--- Start Stored rows ---

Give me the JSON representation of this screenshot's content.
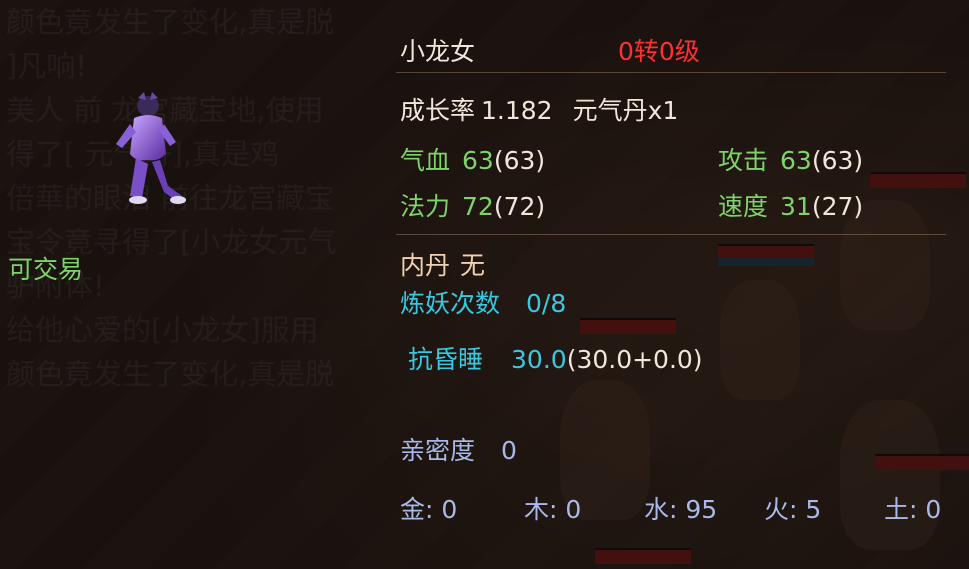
{
  "chat_background": [
    "颜色竟发生了变化,真是脱",
    "]凡响!",
    "美人 前 龙宫藏宝地,使用",
    "得了[ 元气丹],真是鸡",
    "",
    "倍華的眼泪 前往龙宫藏宝",
    "宝令竟寻得了[小龙女元气",
    "驴附体!",
    "",
    "给他心爱的[小龙女]服用",
    "颜色竟发生了变化,真是脱"
  ],
  "pet": {
    "name": "小龙女",
    "level": "0转0级",
    "tradeable": "可交易",
    "growth_label": "成长率",
    "growth_value": "1.182",
    "pill": "元气丹x1"
  },
  "stats": {
    "hp": {
      "label": "气血",
      "value": "63",
      "base": "(63)"
    },
    "attack": {
      "label": "攻击",
      "value": "63",
      "base": "(63)"
    },
    "mp": {
      "label": "法力",
      "value": "72",
      "base": "(72)"
    },
    "speed": {
      "label": "速度",
      "value": "31",
      "base": "(27)"
    }
  },
  "neidan": {
    "label": "内丹",
    "value": "无"
  },
  "refine": {
    "label": "炼妖次数",
    "value": "0/8"
  },
  "resist_sleep": {
    "label": "抗昏睡",
    "value_main": "30.0",
    "value_detail": "(30.0+0.0)"
  },
  "intimacy": {
    "label": "亲密度",
    "value": "0"
  },
  "elements": [
    {
      "label": "金:",
      "value": "0"
    },
    {
      "label": "木:",
      "value": "0"
    },
    {
      "label": "水:",
      "value": "95"
    },
    {
      "label": "火:",
      "value": "5"
    },
    {
      "label": "土:",
      "value": "0"
    }
  ],
  "colors": {
    "name_red": "#ff3030",
    "stat_green": "#7ed36a",
    "cyan": "#38c8e0",
    "lavender": "#a8b8e8"
  }
}
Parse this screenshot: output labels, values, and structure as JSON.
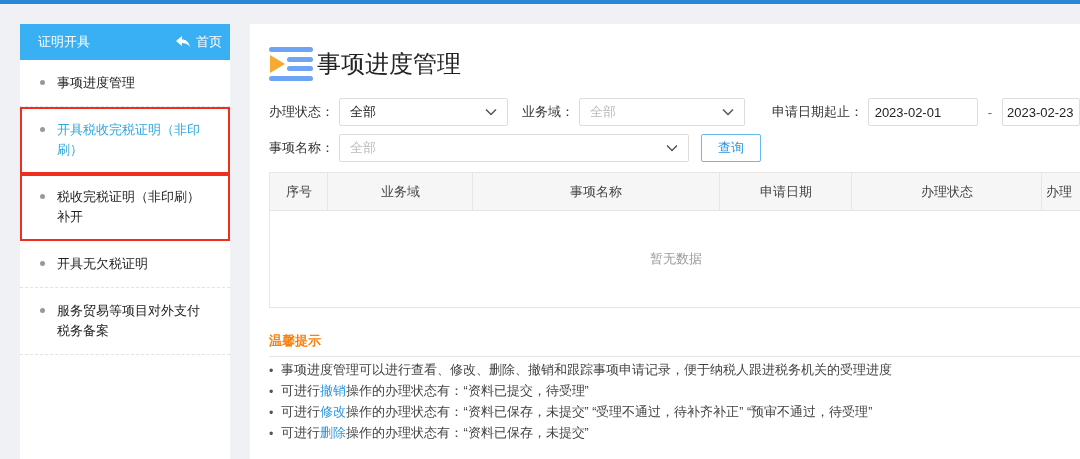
{
  "sidebar": {
    "title": "证明开具",
    "home_label": "首页",
    "items": [
      {
        "label": "事项进度管理",
        "selected": false,
        "highlighted": false
      },
      {
        "label": "开具税收完税证明（非印刷）",
        "selected": true,
        "highlighted": true
      },
      {
        "label": "税收完税证明（非印刷）补开",
        "selected": false,
        "highlighted": true
      },
      {
        "label": "开具无欠税证明",
        "selected": false,
        "highlighted": false
      },
      {
        "label": "服务贸易等项目对外支付税务备案",
        "selected": false,
        "highlighted": false
      }
    ]
  },
  "main": {
    "title": "事项进度管理",
    "filters": {
      "status": {
        "label": "办理状态：",
        "value": "全部"
      },
      "domain": {
        "label": "业务域：",
        "placeholder": "全部"
      },
      "date_range": {
        "label": "申请日期起止：",
        "start": "2023-02-01",
        "separator": "-",
        "end": "2023-02-23"
      },
      "item_name": {
        "label": "事项名称：",
        "placeholder": "全部"
      },
      "query_button": "查询"
    },
    "table": {
      "columns": [
        "序号",
        "业务域",
        "事项名称",
        "申请日期",
        "办理状态",
        "办理"
      ],
      "empty_text": "暂无数据"
    },
    "tips": {
      "title": "温馨提示",
      "bullet": "•",
      "items": [
        {
          "prefix": "事项进度管理可以进行查看、修改、删除、撤销和跟踪事项申请记录，便于纳税人跟进税务机关的受理进度"
        },
        {
          "prefix": "可进行",
          "link": "撤销",
          "suffix": "操作的办理状态有：“资料已提交，待受理”"
        },
        {
          "prefix": "可进行",
          "link": "修改",
          "suffix": "操作的办理状态有：“资料已保存，未提交”  “受理不通过，待补齐补正”  “预审不通过，待受理”"
        },
        {
          "prefix": "可进行",
          "link": "删除",
          "suffix": "操作的办理状态有：“资料已保存，未提交”"
        }
      ]
    }
  }
}
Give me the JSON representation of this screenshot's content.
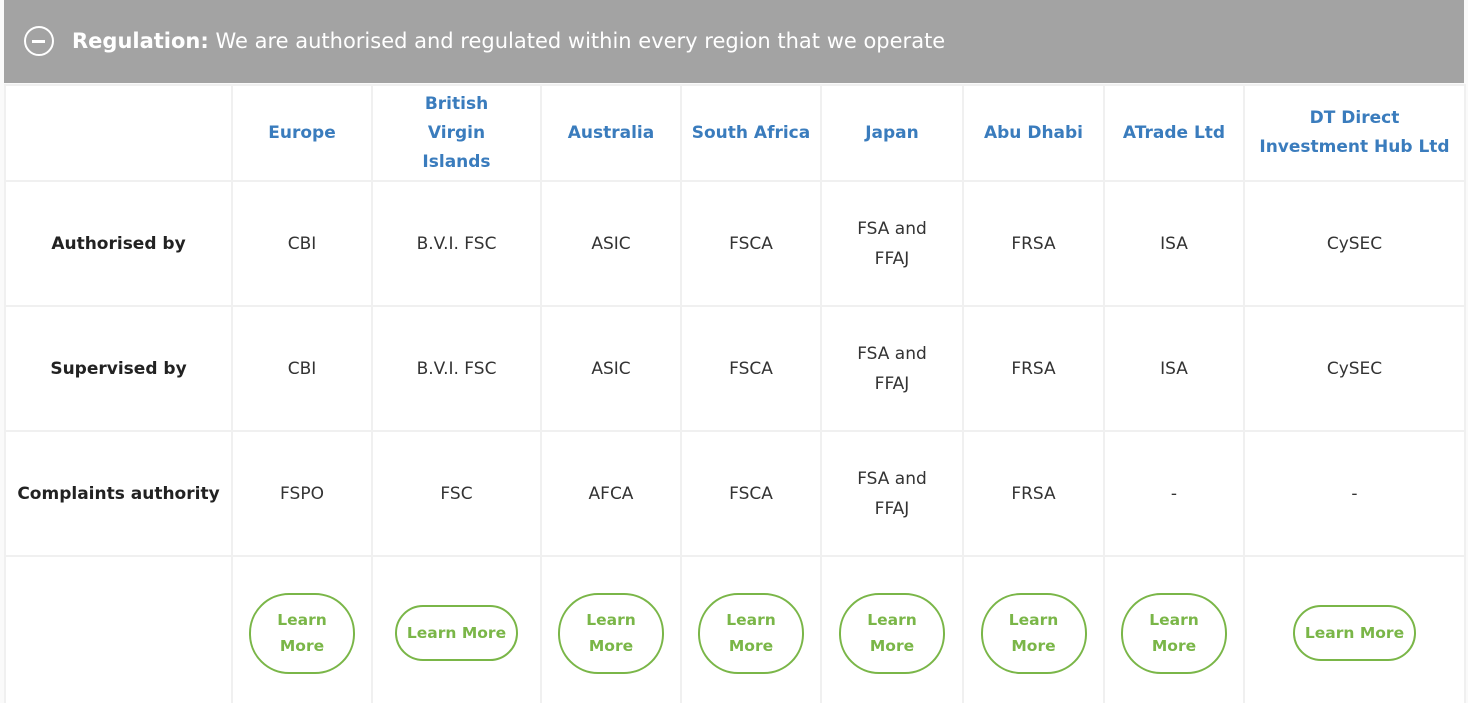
{
  "banner": {
    "title_bold": "Regulation:",
    "title_rest": " We are authorised and regulated within every region that we operate"
  },
  "columns": [
    "Europe",
    "British Virgin Islands",
    "Australia",
    "South Africa",
    "Japan",
    "Abu Dhabi",
    "ATrade Ltd",
    "DT Direct Investment Hub Ltd"
  ],
  "rows": [
    {
      "label": "Authorised by",
      "values": [
        "CBI",
        "B.V.I. FSC",
        "ASIC",
        "FSCA",
        "FSA and FFAJ",
        "FRSA",
        "ISA",
        "CySEC"
      ]
    },
    {
      "label": "Supervised by",
      "values": [
        "CBI",
        "B.V.I. FSC",
        "ASIC",
        "FSCA",
        "FSA and FFAJ",
        "FRSA",
        "ISA",
        "CySEC"
      ]
    },
    {
      "label": "Complaints authority",
      "values": [
        "FSPO",
        "FSC",
        "AFCA",
        "FSCA",
        "FSA and FFAJ",
        "FRSA",
        "-",
        "-"
      ]
    }
  ],
  "learn_more_label": "Learn More",
  "colors": {
    "banner": "#a3a3a3",
    "header_text": "#3a7cbd",
    "button": "#7ab648"
  },
  "icons": {
    "collapse": "minus-circle-icon"
  }
}
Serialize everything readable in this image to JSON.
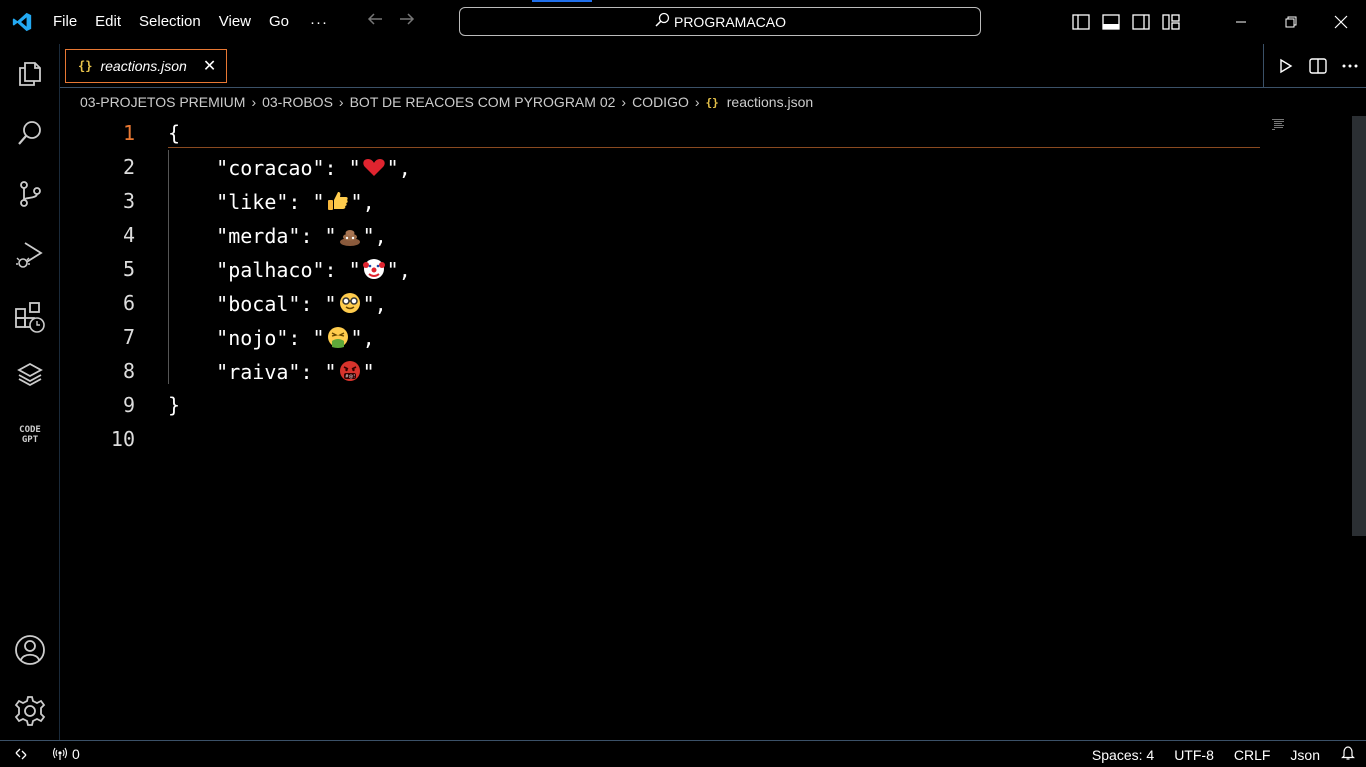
{
  "titlebar": {
    "menu": [
      "File",
      "Edit",
      "Selection",
      "View",
      "Go"
    ],
    "more": "···",
    "search_text": "PROGRAMACAO"
  },
  "tab": {
    "icon": "{}",
    "name": "reactions.json",
    "close": "✕"
  },
  "breadcrumb": {
    "items": [
      "03-PROJETOS PREMIUM",
      "03-ROBOS",
      "BOT DE REACOES COM PYROGRAM 02",
      "CODIGO"
    ],
    "file_icon": "{}",
    "file": "reactions.json",
    "separator": "›"
  },
  "editor": {
    "active_line": 1,
    "lines": [
      {
        "num": "1",
        "text": "{"
      },
      {
        "num": "2",
        "key": "\"coracao\": \"",
        "emoji": "heart",
        "end": "\","
      },
      {
        "num": "3",
        "key": "\"like\": \"",
        "emoji": "thumbs-up",
        "end": "\","
      },
      {
        "num": "4",
        "key": "\"merda\": \"",
        "emoji": "poop",
        "end": "\","
      },
      {
        "num": "5",
        "key": "\"palhaco\": \"",
        "emoji": "clown",
        "end": "\","
      },
      {
        "num": "6",
        "key": "\"bocal\": \"",
        "emoji": "nerd",
        "end": "\","
      },
      {
        "num": "7",
        "key": "\"nojo\": \"",
        "emoji": "vomit",
        "end": "\","
      },
      {
        "num": "8",
        "key": "\"raiva\": \"",
        "emoji": "cursing",
        "end": "\""
      },
      {
        "num": "9",
        "text": "}"
      },
      {
        "num": "10",
        "text": ""
      }
    ]
  },
  "statusbar": {
    "ports": "0",
    "spaces": "Spaces: 4",
    "encoding": "UTF-8",
    "eol": "CRLF",
    "language": "Json"
  },
  "colors": {
    "accent_orange": "#e87833",
    "vscode_blue": "#23a9f2",
    "json_braces": "#e8c34a"
  }
}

--- End Stored rows ---

__Written instruction__: Pictures in the records above are left out; print everything else exactly as written.

__Answer to this exercise__:
Give me the JSON representation of this screenshot's content.
{
  "chat_background": [
    "颜色竟发生了变化,真是脱",
    "]凡响!",
    "美人 前 龙宫藏宝地,使用",
    "得了[ 元气丹],真是鸡",
    "",
    "倍華的眼泪 前往龙宫藏宝",
    "宝令竟寻得了[小龙女元气",
    "驴附体!",
    "",
    "给他心爱的[小龙女]服用",
    "颜色竟发生了变化,真是脱"
  ],
  "pet": {
    "name": "小龙女",
    "level": "0转0级",
    "tradeable": "可交易",
    "growth_label": "成长率",
    "growth_value": "1.182",
    "pill": "元气丹x1"
  },
  "stats": {
    "hp": {
      "label": "气血",
      "value": "63",
      "base": "(63)"
    },
    "attack": {
      "label": "攻击",
      "value": "63",
      "base": "(63)"
    },
    "mp": {
      "label": "法力",
      "value": "72",
      "base": "(72)"
    },
    "speed": {
      "label": "速度",
      "value": "31",
      "base": "(27)"
    }
  },
  "neidan": {
    "label": "内丹",
    "value": "无"
  },
  "refine": {
    "label": "炼妖次数",
    "value": "0/8"
  },
  "resist_sleep": {
    "label": "抗昏睡",
    "value_main": "30.0",
    "value_detail": "(30.0+0.0)"
  },
  "intimacy": {
    "label": "亲密度",
    "value": "0"
  },
  "elements": [
    {
      "label": "金:",
      "value": "0"
    },
    {
      "label": "木:",
      "value": "0"
    },
    {
      "label": "水:",
      "value": "95"
    },
    {
      "label": "火:",
      "value": "5"
    },
    {
      "label": "土:",
      "value": "0"
    }
  ],
  "colors": {
    "name_red": "#ff3030",
    "stat_green": "#7ed36a",
    "cyan": "#38c8e0",
    "lavender": "#a8b8e8"
  }
}
Parse this screenshot: output labels, values, and structure as JSON.
{
  "sidebar": {
    "title": "证明开具",
    "home_label": "首页",
    "items": [
      {
        "label": "事项进度管理",
        "selected": false,
        "highlighted": false
      },
      {
        "label": "开具税收完税证明（非印刷）",
        "selected": true,
        "highlighted": true
      },
      {
        "label": "税收完税证明（非印刷）补开",
        "selected": false,
        "highlighted": true
      },
      {
        "label": "开具无欠税证明",
        "selected": false,
        "highlighted": false
      },
      {
        "label": "服务贸易等项目对外支付税务备案",
        "selected": false,
        "highlighted": false
      }
    ]
  },
  "main": {
    "title": "事项进度管理",
    "filters": {
      "status": {
        "label": "办理状态：",
        "value": "全部"
      },
      "domain": {
        "label": "业务域：",
        "placeholder": "全部"
      },
      "date_range": {
        "label": "申请日期起止：",
        "start": "2023-02-01",
        "separator": "-",
        "end": "2023-02-23"
      },
      "item_name": {
        "label": "事项名称：",
        "placeholder": "全部"
      },
      "query_button": "查询"
    },
    "table": {
      "columns": [
        "序号",
        "业务域",
        "事项名称",
        "申请日期",
        "办理状态",
        "办理"
      ],
      "empty_text": "暂无数据"
    },
    "tips": {
      "title": "温馨提示",
      "bullet": "•",
      "items": [
        {
          "prefix": "事项进度管理可以进行查看、修改、删除、撤销和跟踪事项申请记录，便于纳税人跟进税务机关的受理进度"
        },
        {
          "prefix": "可进行",
          "link": "撤销",
          "suffix": "操作的办理状态有：“资料已提交，待受理”"
        },
        {
          "prefix": "可进行",
          "link": "修改",
          "suffix": "操作的办理状态有：“资料已保存，未提交”  “受理不通过，待补齐补正”  “预审不通过，待受理”"
        },
        {
          "prefix": "可进行",
          "link": "删除",
          "suffix": "操作的办理状态有：“资料已保存，未提交”"
        }
      ]
    }
  }
}
Give me the JSON representation of this screenshot's content.
{
  "banner": {
    "title_bold": "Regulation:",
    "title_rest": " We are authorised and regulated within every region that we operate"
  },
  "columns": [
    "Europe",
    "British Virgin Islands",
    "Australia",
    "South Africa",
    "Japan",
    "Abu Dhabi",
    "ATrade Ltd",
    "DT Direct Investment Hub Ltd"
  ],
  "rows": [
    {
      "label": "Authorised by",
      "values": [
        "CBI",
        "B.V.I. FSC",
        "ASIC",
        "FSCA",
        "FSA and FFAJ",
        "FRSA",
        "ISA",
        "CySEC"
      ]
    },
    {
      "label": "Supervised by",
      "values": [
        "CBI",
        "B.V.I. FSC",
        "ASIC",
        "FSCA",
        "FSA and FFAJ",
        "FRSA",
        "ISA",
        "CySEC"
      ]
    },
    {
      "label": "Complaints authority",
      "values": [
        "FSPO",
        "FSC",
        "AFCA",
        "FSCA",
        "FSA and FFAJ",
        "FRSA",
        "-",
        "-"
      ]
    }
  ],
  "learn_more_label": "Learn More",
  "colors": {
    "banner": "#a3a3a3",
    "header_text": "#3a7cbd",
    "button": "#7ab648"
  },
  "icons": {
    "collapse": "minus-circle-icon"
  }
}
Serialize everything readable in this image to JSON.
{
  "titlebar": {
    "menu": [
      "File",
      "Edit",
      "Selection",
      "View",
      "Go"
    ],
    "more": "···",
    "search_text": "PROGRAMACAO"
  },
  "tab": {
    "icon": "{}",
    "name": "reactions.json",
    "close": "✕"
  },
  "breadcrumb": {
    "items": [
      "03-PROJETOS PREMIUM",
      "03-ROBOS",
      "BOT DE REACOES COM PYROGRAM 02",
      "CODIGO"
    ],
    "file_icon": "{}",
    "file": "reactions.json",
    "separator": "›"
  },
  "editor": {
    "active_line": 1,
    "lines": [
      {
        "num": "1",
        "text": "{"
      },
      {
        "num": "2",
        "key": "\"coracao\": \"",
        "emoji": "heart",
        "end": "\","
      },
      {
        "num": "3",
        "key": "\"like\": \"",
        "emoji": "thumbs-up",
        "end": "\","
      },
      {
        "num": "4",
        "key": "\"merda\": \"",
        "emoji": "poop",
        "end": "\","
      },
      {
        "num": "5",
        "key": "\"palhaco\": \"",
        "emoji": "clown",
        "end": "\","
      },
      {
        "num": "6",
        "key": "\"bocal\": \"",
        "emoji": "nerd",
        "end": "\","
      },
      {
        "num": "7",
        "key": "\"nojo\": \"",
        "emoji": "vomit",
        "end": "\","
      },
      {
        "num": "8",
        "key": "\"raiva\": \"",
        "emoji": "cursing",
        "end": "\""
      },
      {
        "num": "9",
        "text": "}"
      },
      {
        "num": "10",
        "text": ""
      }
    ]
  },
  "statusbar": {
    "ports": "0",
    "spaces": "Spaces: 4",
    "encoding": "UTF-8",
    "eol": "CRLF",
    "language": "Json"
  },
  "colors": {
    "accent_orange": "#e87833",
    "vscode_blue": "#23a9f2",
    "json_braces": "#e8c34a"
  }
}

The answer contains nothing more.